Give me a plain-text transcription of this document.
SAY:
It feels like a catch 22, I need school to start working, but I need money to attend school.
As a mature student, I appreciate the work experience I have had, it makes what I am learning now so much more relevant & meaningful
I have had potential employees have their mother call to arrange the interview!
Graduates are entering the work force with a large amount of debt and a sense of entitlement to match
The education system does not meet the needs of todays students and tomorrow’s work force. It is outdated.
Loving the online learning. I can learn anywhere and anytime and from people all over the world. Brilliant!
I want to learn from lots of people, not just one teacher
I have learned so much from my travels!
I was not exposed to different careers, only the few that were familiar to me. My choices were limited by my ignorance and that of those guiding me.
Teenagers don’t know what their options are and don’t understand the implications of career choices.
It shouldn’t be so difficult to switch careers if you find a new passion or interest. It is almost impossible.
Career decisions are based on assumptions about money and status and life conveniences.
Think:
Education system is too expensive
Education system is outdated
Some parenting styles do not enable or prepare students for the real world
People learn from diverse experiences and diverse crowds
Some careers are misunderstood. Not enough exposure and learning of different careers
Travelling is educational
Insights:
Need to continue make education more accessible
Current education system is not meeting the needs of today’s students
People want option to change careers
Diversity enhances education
***
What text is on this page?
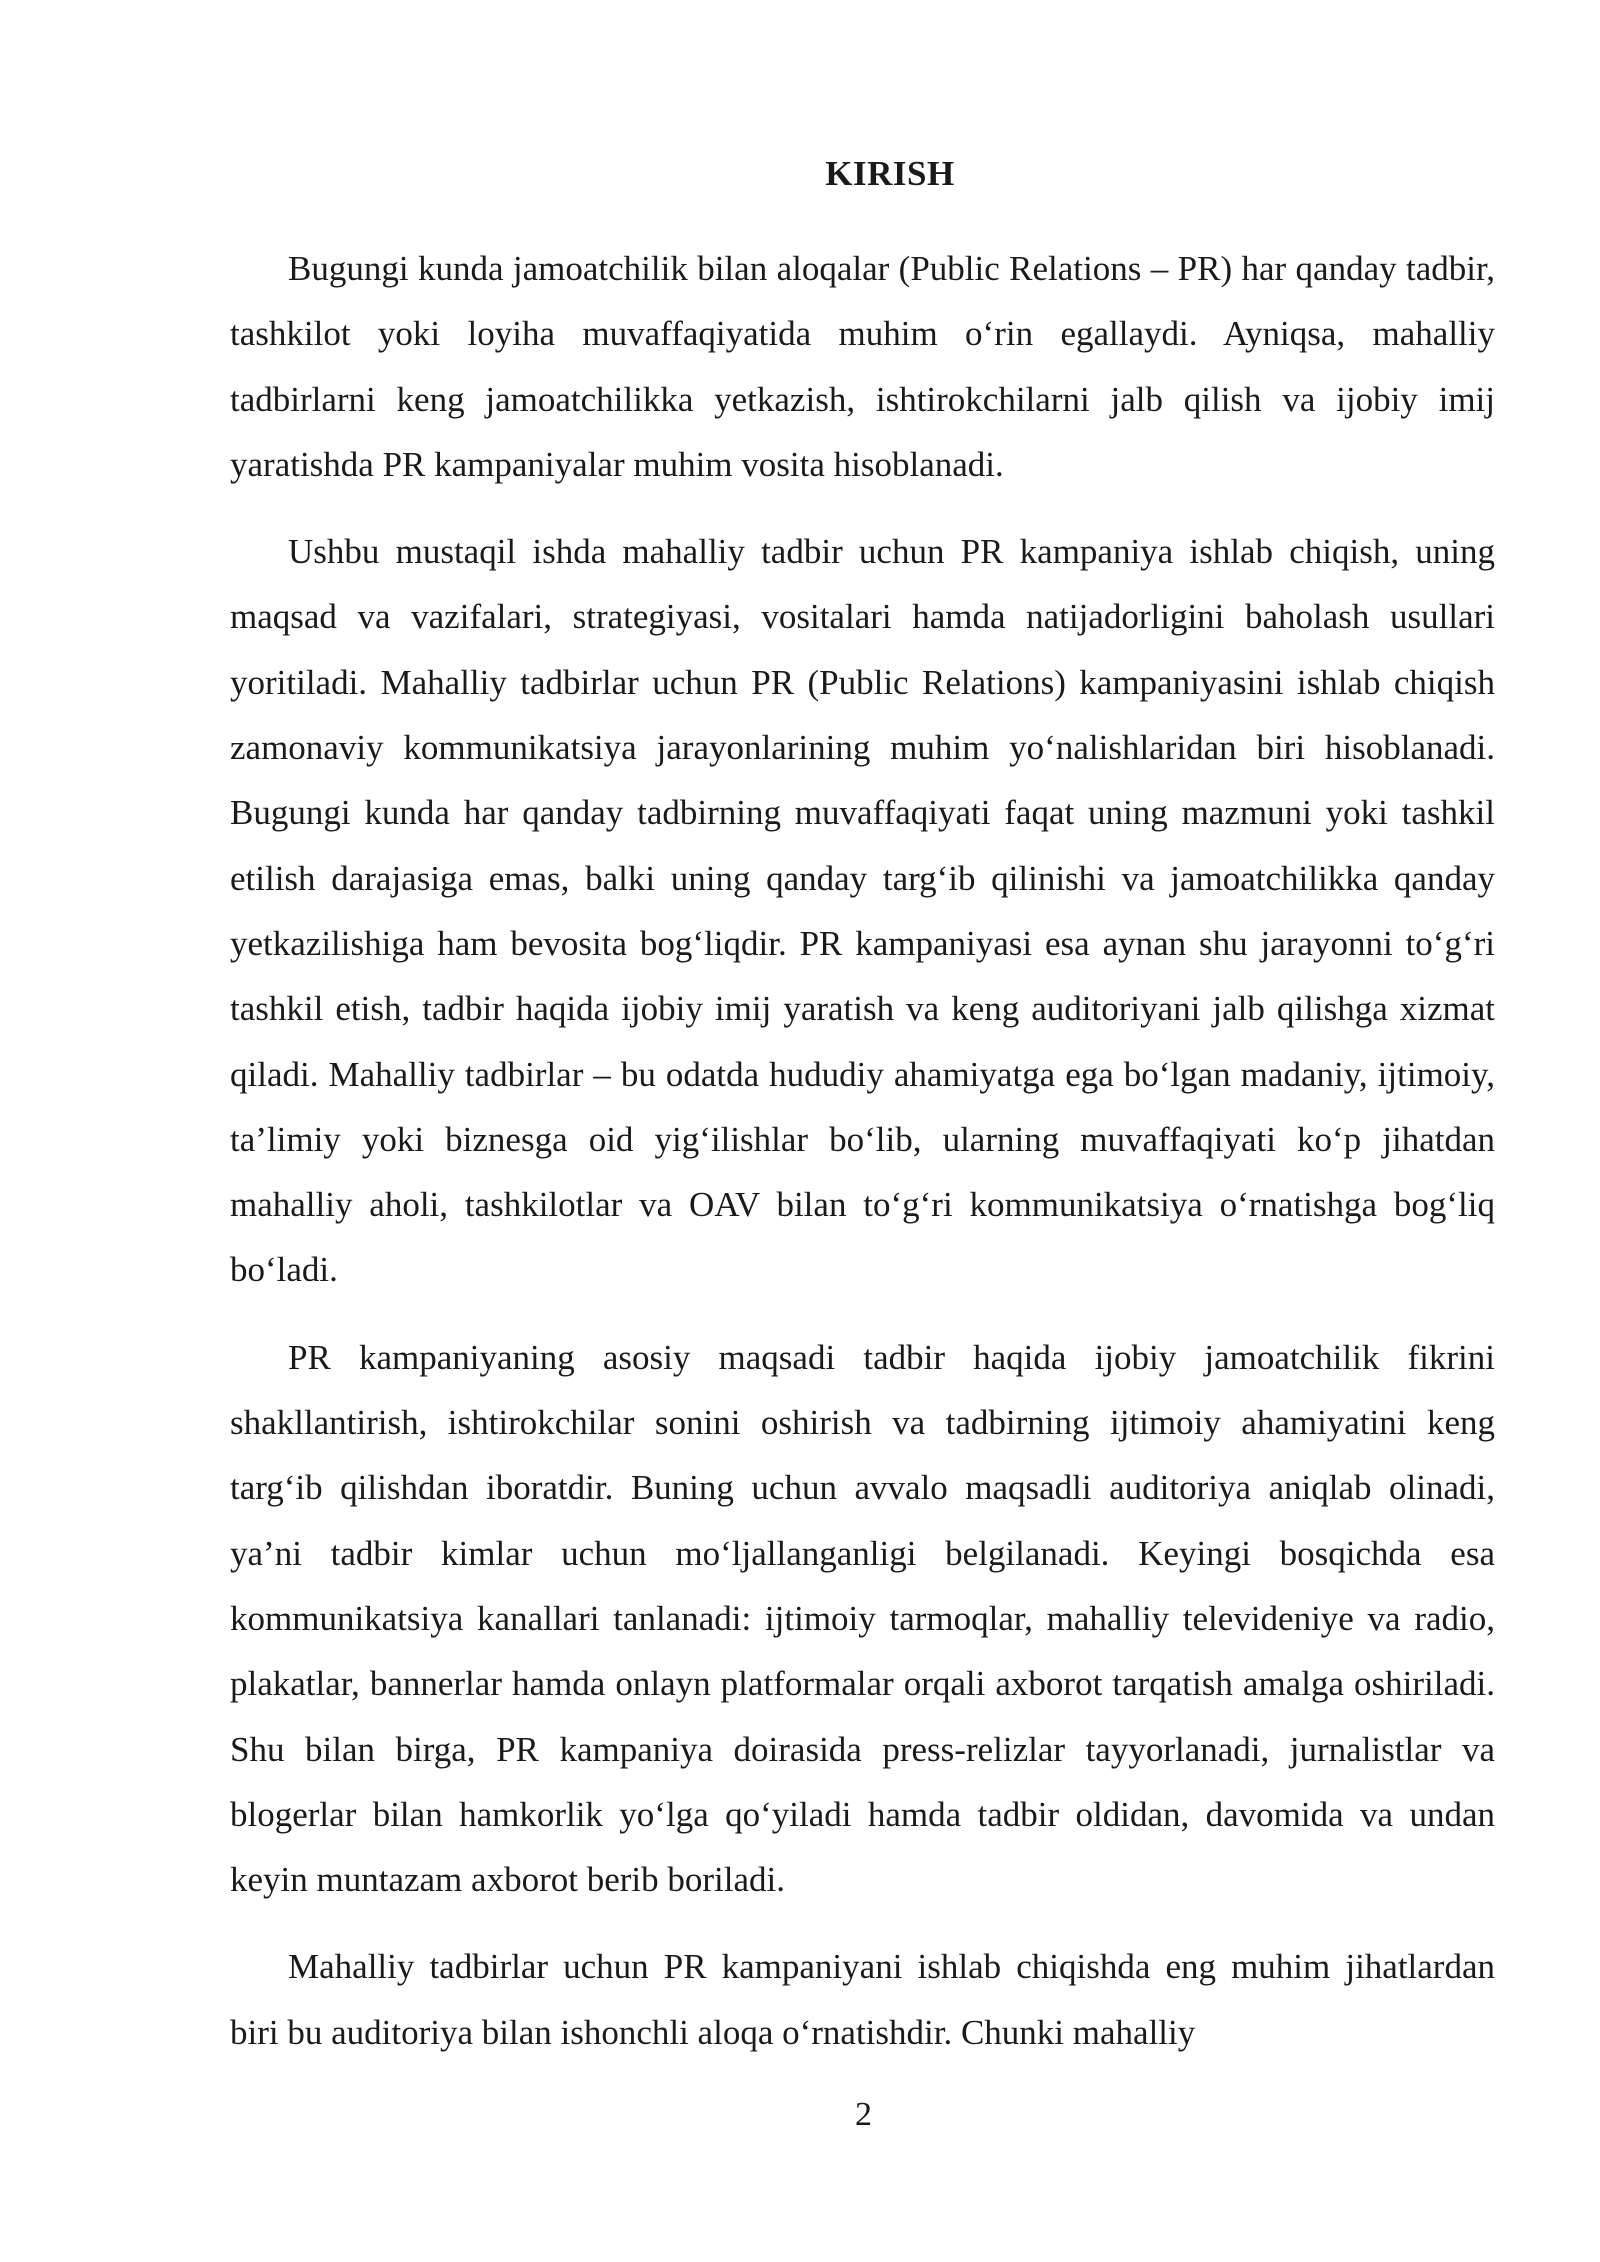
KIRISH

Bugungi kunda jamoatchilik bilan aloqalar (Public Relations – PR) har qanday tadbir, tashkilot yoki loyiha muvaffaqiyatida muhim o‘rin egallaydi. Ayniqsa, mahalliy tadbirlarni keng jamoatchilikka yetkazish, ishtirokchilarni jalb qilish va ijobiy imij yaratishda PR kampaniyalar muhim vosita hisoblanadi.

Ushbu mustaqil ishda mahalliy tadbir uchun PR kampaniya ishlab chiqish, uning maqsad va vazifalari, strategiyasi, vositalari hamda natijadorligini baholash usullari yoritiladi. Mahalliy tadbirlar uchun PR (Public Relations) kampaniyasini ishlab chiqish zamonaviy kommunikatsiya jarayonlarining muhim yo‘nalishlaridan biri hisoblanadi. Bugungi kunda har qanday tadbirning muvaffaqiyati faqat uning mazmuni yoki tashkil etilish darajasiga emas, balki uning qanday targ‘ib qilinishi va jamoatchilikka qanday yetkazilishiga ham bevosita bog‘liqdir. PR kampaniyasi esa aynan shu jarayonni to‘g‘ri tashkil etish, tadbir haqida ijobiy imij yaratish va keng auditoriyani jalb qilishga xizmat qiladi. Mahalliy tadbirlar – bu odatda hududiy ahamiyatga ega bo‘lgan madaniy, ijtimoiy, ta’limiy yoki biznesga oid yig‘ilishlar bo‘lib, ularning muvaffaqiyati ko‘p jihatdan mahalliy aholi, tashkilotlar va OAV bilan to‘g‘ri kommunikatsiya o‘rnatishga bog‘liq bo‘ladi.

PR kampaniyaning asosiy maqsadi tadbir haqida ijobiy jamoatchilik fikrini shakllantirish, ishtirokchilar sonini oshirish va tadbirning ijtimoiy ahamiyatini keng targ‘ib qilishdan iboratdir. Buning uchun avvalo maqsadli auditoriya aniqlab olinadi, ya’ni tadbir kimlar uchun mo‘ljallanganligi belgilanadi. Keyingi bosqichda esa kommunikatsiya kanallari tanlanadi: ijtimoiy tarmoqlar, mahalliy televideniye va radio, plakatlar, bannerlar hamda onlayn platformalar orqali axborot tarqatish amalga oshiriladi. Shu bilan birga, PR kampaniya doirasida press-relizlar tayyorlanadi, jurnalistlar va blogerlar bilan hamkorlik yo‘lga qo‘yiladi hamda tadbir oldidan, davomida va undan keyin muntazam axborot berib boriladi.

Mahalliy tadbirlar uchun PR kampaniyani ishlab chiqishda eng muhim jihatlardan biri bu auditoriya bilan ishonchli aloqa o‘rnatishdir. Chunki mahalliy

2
***
Count each line above in which the string "this" appears, then state only the total.

#### [FINISHED TASK]
2